TASK REQUIREMENTS: Each line that holds the string "JSON" counts once; say how many such lines there are and add nothing.

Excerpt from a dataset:
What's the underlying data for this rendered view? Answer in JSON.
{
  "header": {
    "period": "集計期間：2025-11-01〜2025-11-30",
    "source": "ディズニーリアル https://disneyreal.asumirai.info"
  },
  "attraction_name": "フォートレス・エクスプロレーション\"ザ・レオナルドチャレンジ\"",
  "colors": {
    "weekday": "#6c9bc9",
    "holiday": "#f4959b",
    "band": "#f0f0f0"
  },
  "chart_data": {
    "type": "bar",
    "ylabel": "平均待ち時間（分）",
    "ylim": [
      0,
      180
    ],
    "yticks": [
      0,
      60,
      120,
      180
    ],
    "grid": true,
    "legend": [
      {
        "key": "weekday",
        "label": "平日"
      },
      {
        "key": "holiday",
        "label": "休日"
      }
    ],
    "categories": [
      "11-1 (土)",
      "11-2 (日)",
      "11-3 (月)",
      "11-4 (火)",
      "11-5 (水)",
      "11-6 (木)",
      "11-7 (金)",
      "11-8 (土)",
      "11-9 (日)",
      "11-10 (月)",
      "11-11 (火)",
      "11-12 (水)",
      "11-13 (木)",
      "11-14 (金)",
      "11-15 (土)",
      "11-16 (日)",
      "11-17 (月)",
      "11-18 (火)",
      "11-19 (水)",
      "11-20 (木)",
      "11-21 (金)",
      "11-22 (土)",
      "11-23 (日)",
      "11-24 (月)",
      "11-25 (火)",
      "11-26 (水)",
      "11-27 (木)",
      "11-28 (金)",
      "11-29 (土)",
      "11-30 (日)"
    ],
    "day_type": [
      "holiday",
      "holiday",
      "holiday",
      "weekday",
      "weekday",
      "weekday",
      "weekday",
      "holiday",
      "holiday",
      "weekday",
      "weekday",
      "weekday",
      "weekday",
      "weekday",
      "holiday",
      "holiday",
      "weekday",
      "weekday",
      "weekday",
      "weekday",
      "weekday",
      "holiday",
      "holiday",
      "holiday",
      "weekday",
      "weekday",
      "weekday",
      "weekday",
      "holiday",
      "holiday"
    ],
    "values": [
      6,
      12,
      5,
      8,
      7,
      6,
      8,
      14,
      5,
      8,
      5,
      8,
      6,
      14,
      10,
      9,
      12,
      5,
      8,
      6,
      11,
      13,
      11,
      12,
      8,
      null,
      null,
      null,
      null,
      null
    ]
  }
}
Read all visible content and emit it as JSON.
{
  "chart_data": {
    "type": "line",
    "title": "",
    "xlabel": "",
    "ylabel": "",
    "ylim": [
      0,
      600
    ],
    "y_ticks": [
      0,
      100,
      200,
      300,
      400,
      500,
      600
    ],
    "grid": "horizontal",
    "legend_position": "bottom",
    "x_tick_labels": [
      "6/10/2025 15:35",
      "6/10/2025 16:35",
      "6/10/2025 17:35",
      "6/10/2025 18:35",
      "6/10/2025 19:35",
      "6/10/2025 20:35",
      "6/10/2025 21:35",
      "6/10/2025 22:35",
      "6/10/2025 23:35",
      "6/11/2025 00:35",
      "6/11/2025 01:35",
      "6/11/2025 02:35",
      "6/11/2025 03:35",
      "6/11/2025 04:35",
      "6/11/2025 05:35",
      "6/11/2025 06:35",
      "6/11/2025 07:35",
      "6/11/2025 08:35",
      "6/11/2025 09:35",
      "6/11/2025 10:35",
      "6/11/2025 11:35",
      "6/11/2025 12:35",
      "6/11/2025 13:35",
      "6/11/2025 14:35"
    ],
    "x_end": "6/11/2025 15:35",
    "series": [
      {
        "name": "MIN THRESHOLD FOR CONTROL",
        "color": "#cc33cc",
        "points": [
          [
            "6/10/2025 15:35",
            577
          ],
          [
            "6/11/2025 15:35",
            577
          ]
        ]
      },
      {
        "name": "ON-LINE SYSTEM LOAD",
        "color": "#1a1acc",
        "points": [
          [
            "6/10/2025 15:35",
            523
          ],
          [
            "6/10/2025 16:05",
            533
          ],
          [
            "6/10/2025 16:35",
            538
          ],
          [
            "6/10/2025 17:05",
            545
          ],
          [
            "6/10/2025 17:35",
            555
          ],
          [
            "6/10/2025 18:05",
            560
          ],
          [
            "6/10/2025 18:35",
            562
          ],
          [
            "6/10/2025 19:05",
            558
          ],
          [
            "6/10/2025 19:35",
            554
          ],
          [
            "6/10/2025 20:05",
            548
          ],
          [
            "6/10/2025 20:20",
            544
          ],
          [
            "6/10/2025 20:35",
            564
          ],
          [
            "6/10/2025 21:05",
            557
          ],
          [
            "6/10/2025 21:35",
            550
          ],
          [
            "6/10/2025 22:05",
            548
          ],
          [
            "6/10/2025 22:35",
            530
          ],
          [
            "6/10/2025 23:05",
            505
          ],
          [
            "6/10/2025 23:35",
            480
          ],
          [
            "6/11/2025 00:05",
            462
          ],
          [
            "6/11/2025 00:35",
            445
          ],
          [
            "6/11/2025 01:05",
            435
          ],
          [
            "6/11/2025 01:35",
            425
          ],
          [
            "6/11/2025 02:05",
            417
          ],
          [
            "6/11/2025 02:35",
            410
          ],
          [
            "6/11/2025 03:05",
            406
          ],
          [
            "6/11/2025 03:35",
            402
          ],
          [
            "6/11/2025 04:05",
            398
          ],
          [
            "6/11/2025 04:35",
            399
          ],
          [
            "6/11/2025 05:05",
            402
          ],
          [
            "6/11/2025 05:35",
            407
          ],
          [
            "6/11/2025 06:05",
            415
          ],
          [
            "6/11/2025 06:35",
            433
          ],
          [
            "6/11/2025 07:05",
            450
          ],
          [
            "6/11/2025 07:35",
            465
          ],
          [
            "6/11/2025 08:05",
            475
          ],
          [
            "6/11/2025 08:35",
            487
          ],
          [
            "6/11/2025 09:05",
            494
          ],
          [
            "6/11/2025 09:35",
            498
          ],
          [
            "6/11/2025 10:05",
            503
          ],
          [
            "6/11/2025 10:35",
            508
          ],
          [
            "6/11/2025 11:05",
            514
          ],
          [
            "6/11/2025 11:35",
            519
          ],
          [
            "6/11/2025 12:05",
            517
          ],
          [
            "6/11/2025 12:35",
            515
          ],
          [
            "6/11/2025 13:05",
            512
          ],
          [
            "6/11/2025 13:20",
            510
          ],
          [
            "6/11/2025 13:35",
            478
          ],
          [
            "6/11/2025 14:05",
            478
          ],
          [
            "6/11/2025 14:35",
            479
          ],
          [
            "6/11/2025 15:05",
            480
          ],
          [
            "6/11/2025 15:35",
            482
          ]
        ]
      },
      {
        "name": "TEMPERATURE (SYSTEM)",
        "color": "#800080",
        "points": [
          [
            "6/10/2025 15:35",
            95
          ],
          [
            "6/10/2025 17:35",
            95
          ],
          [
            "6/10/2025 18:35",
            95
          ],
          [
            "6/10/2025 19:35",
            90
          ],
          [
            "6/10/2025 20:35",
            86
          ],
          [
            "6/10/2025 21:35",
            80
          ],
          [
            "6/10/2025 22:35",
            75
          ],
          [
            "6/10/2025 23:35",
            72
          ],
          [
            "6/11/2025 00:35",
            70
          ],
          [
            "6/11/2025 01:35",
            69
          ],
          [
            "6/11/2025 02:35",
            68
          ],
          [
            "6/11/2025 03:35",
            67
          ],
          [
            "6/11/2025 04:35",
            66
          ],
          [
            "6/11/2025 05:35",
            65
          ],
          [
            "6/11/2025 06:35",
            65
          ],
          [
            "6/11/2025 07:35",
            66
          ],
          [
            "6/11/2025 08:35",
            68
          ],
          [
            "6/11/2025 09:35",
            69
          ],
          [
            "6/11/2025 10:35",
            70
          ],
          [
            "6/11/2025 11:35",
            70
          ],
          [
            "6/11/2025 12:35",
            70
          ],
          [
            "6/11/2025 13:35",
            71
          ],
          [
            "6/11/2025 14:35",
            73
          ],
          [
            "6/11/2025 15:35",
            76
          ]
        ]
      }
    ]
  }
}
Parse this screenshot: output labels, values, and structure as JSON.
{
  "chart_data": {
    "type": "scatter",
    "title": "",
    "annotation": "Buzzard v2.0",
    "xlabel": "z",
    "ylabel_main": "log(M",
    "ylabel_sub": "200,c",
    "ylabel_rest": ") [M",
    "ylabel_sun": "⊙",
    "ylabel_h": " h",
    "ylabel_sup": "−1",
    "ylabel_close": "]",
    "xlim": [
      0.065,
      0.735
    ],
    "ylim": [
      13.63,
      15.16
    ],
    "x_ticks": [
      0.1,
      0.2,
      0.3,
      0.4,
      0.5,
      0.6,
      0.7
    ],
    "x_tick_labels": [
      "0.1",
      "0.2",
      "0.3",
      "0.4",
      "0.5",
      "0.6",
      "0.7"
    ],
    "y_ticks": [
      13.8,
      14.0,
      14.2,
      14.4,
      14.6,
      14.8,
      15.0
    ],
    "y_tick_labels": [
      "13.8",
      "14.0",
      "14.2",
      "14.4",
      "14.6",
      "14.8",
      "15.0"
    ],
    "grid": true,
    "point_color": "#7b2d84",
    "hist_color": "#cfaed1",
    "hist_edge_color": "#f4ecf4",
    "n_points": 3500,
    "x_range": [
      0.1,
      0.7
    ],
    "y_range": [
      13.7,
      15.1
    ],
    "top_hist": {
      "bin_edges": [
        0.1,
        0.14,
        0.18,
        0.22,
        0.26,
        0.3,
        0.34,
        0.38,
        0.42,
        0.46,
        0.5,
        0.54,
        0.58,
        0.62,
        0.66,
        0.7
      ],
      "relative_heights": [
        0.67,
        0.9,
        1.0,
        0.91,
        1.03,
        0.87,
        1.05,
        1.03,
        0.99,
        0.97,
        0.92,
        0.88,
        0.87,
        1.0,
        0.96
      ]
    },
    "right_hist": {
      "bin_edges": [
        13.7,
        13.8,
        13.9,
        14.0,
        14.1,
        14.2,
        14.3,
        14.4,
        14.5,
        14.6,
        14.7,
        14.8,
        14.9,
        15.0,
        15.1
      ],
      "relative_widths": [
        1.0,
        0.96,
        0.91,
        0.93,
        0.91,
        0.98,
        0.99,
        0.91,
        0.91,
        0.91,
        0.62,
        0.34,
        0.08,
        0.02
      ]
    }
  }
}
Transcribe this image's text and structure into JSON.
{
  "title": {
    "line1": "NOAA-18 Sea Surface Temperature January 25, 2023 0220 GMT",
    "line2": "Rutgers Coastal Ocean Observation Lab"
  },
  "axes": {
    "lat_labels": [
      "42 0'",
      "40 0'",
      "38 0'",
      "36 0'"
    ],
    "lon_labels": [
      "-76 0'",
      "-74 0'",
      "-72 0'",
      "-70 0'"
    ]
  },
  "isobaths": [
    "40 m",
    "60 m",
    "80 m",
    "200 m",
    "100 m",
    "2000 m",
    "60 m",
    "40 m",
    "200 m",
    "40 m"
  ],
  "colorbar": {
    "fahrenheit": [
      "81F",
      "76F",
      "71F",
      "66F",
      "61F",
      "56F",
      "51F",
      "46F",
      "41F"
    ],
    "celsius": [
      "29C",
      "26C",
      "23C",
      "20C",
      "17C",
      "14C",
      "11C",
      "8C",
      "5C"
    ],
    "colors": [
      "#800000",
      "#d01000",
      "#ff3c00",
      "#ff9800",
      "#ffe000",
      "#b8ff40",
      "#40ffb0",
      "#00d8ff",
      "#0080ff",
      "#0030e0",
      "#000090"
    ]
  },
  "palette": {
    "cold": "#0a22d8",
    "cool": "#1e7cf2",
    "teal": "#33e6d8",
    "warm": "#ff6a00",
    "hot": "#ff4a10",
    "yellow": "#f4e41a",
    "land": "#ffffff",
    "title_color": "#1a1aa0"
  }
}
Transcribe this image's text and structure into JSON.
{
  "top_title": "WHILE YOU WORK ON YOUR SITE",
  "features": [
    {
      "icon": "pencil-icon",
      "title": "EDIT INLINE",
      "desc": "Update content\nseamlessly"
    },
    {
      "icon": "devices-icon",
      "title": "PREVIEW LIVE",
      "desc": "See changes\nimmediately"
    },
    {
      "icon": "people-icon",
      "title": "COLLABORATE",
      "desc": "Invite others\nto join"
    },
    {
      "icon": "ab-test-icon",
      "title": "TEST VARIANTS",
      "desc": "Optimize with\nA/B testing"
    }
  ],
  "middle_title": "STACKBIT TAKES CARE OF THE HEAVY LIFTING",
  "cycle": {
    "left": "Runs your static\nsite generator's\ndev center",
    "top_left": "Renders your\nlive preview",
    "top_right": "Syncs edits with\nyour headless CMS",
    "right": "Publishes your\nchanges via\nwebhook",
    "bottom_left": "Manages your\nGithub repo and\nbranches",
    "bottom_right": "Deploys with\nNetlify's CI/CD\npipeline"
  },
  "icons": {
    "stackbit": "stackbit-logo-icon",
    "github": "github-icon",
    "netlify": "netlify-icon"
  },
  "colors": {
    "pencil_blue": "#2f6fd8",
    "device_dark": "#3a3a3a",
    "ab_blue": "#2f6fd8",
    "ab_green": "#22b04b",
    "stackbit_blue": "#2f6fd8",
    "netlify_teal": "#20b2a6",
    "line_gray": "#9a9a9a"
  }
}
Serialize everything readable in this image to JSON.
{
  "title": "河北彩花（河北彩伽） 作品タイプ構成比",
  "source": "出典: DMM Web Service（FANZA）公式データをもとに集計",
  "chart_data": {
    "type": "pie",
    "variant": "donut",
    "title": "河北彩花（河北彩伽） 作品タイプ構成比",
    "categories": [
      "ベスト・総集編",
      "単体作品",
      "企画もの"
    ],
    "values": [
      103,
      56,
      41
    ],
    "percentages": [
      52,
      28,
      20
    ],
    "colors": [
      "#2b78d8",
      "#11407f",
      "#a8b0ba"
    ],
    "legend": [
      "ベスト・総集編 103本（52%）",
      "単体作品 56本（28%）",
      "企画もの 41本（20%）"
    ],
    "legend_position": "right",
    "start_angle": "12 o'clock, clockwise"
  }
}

OUTPUT FOR THIS EXERCISE: 6